THE EXERCISE
Set down every entry word for word. Omit the pictures.

ENTRIES SHOWN
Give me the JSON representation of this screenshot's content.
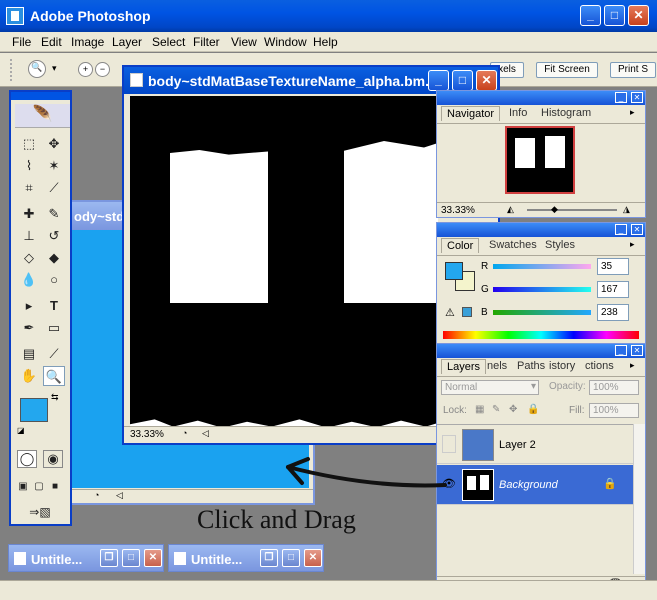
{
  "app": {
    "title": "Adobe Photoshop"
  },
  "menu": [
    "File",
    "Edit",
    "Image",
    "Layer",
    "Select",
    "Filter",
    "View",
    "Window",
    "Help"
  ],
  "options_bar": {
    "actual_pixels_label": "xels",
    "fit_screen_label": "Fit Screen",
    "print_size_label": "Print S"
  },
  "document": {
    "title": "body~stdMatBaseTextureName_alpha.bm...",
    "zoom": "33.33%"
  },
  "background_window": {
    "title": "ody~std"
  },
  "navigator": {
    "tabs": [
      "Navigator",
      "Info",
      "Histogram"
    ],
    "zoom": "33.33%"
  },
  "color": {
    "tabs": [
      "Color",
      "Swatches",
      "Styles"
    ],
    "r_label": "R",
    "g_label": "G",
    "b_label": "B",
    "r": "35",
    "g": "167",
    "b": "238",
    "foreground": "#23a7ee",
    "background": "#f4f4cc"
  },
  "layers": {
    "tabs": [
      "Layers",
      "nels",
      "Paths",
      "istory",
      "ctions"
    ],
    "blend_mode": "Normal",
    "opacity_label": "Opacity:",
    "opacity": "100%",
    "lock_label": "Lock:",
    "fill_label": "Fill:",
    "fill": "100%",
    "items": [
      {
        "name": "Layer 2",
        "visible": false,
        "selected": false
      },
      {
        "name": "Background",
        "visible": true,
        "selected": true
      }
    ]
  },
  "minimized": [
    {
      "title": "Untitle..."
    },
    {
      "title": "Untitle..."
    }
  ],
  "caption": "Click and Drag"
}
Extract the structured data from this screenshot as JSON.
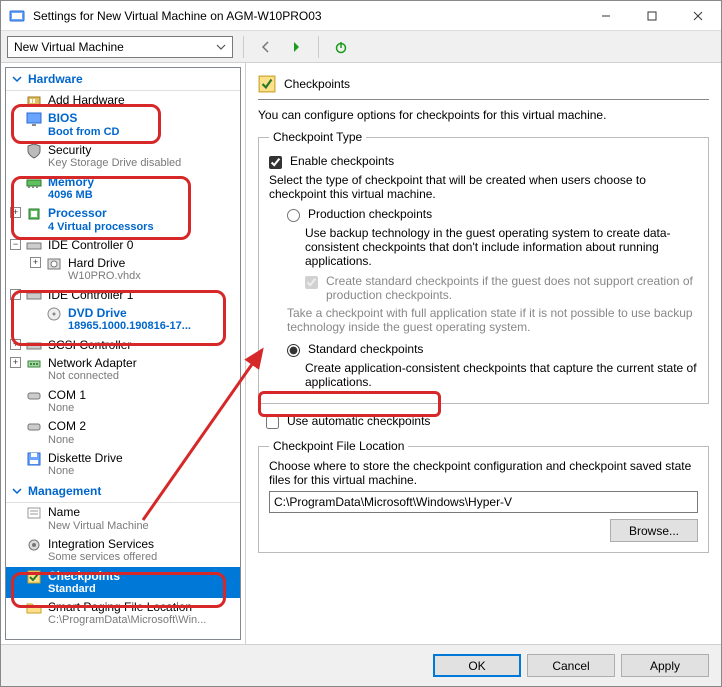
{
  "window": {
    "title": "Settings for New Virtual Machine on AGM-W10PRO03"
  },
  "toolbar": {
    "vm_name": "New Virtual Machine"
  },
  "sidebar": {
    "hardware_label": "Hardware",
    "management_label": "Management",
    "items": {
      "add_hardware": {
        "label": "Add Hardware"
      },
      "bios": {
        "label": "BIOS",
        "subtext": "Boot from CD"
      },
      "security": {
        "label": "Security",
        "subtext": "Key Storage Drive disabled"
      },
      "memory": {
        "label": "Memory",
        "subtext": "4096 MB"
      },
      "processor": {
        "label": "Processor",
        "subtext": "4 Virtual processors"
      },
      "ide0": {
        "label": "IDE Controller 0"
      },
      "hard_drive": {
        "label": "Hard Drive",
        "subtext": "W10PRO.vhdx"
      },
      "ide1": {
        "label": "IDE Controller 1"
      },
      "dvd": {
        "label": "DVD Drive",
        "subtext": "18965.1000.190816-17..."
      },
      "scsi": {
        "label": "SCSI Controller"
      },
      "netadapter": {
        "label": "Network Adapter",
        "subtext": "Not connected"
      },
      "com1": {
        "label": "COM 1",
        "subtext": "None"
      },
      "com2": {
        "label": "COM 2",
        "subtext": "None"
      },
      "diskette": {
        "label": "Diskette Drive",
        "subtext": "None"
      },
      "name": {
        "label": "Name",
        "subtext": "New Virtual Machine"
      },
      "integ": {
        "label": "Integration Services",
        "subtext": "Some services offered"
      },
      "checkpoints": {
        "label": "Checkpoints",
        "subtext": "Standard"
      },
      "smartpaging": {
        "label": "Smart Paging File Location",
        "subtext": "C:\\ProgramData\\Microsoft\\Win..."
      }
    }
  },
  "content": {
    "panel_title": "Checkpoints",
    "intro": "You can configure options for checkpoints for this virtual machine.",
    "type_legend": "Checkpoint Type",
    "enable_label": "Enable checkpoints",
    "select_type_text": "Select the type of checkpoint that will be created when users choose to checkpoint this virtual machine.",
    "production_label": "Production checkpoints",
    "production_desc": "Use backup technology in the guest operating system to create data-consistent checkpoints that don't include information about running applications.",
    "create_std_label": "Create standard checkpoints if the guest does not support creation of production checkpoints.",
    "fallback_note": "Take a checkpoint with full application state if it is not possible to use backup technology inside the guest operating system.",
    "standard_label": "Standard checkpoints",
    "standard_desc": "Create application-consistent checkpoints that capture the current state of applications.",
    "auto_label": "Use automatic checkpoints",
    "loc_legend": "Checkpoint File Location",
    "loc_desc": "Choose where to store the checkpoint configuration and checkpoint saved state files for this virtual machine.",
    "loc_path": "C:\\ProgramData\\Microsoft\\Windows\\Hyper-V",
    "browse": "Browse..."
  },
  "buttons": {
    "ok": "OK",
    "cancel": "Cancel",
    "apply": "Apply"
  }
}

WRITTEN REPLY
Give me the JSON representation of this screenshot's content.
{
  "app": {
    "title": "Adobe Photoshop"
  },
  "menu": [
    "File",
    "Edit",
    "Image",
    "Layer",
    "Select",
    "Filter",
    "View",
    "Window",
    "Help"
  ],
  "options_bar": {
    "actual_pixels_label": "xels",
    "fit_screen_label": "Fit Screen",
    "print_size_label": "Print S"
  },
  "document": {
    "title": "body~stdMatBaseTextureName_alpha.bm...",
    "zoom": "33.33%"
  },
  "background_window": {
    "title": "ody~std"
  },
  "navigator": {
    "tabs": [
      "Navigator",
      "Info",
      "Histogram"
    ],
    "zoom": "33.33%"
  },
  "color": {
    "tabs": [
      "Color",
      "Swatches",
      "Styles"
    ],
    "r_label": "R",
    "g_label": "G",
    "b_label": "B",
    "r": "35",
    "g": "167",
    "b": "238",
    "foreground": "#23a7ee",
    "background": "#f4f4cc"
  },
  "layers": {
    "tabs": [
      "Layers",
      "nels",
      "Paths",
      "istory",
      "ctions"
    ],
    "blend_mode": "Normal",
    "opacity_label": "Opacity:",
    "opacity": "100%",
    "lock_label": "Lock:",
    "fill_label": "Fill:",
    "fill": "100%",
    "items": [
      {
        "name": "Layer 2",
        "visible": false,
        "selected": false
      },
      {
        "name": "Background",
        "visible": true,
        "selected": true
      }
    ]
  },
  "minimized": [
    {
      "title": "Untitle..."
    },
    {
      "title": "Untitle..."
    }
  ],
  "caption": "Click and Drag"
}
Extract the structured data from this screenshot as JSON.
{
  "window": {
    "title": "Settings for New Virtual Machine on AGM-W10PRO03"
  },
  "toolbar": {
    "vm_name": "New Virtual Machine"
  },
  "sidebar": {
    "hardware_label": "Hardware",
    "management_label": "Management",
    "items": {
      "add_hardware": {
        "label": "Add Hardware"
      },
      "bios": {
        "label": "BIOS",
        "subtext": "Boot from CD"
      },
      "security": {
        "label": "Security",
        "subtext": "Key Storage Drive disabled"
      },
      "memory": {
        "label": "Memory",
        "subtext": "4096 MB"
      },
      "processor": {
        "label": "Processor",
        "subtext": "4 Virtual processors"
      },
      "ide0": {
        "label": "IDE Controller 0"
      },
      "hard_drive": {
        "label": "Hard Drive",
        "subtext": "W10PRO.vhdx"
      },
      "ide1": {
        "label": "IDE Controller 1"
      },
      "dvd": {
        "label": "DVD Drive",
        "subtext": "18965.1000.190816-17..."
      },
      "scsi": {
        "label": "SCSI Controller"
      },
      "netadapter": {
        "label": "Network Adapter",
        "subtext": "Not connected"
      },
      "com1": {
        "label": "COM 1",
        "subtext": "None"
      },
      "com2": {
        "label": "COM 2",
        "subtext": "None"
      },
      "diskette": {
        "label": "Diskette Drive",
        "subtext": "None"
      },
      "name": {
        "label": "Name",
        "subtext": "New Virtual Machine"
      },
      "integ": {
        "label": "Integration Services",
        "subtext": "Some services offered"
      },
      "checkpoints": {
        "label": "Checkpoints",
        "subtext": "Standard"
      },
      "smartpaging": {
        "label": "Smart Paging File Location",
        "subtext": "C:\\ProgramData\\Microsoft\\Win..."
      }
    }
  },
  "content": {
    "panel_title": "Checkpoints",
    "intro": "You can configure options for checkpoints for this virtual machine.",
    "type_legend": "Checkpoint Type",
    "enable_label": "Enable checkpoints",
    "select_type_text": "Select the type of checkpoint that will be created when users choose to checkpoint this virtual machine.",
    "production_label": "Production checkpoints",
    "production_desc": "Use backup technology in the guest operating system to create data-consistent checkpoints that don't include information about running applications.",
    "create_std_label": "Create standard checkpoints if the guest does not support creation of production checkpoints.",
    "fallback_note": "Take a checkpoint with full application state if it is not possible to use backup technology inside the guest operating system.",
    "standard_label": "Standard checkpoints",
    "standard_desc": "Create application-consistent checkpoints that capture the current state of applications.",
    "auto_label": "Use automatic checkpoints",
    "loc_legend": "Checkpoint File Location",
    "loc_desc": "Choose where to store the checkpoint configuration and checkpoint saved state files for this virtual machine.",
    "loc_path": "C:\\ProgramData\\Microsoft\\Windows\\Hyper-V",
    "browse": "Browse..."
  },
  "buttons": {
    "ok": "OK",
    "cancel": "Cancel",
    "apply": "Apply"
  }
}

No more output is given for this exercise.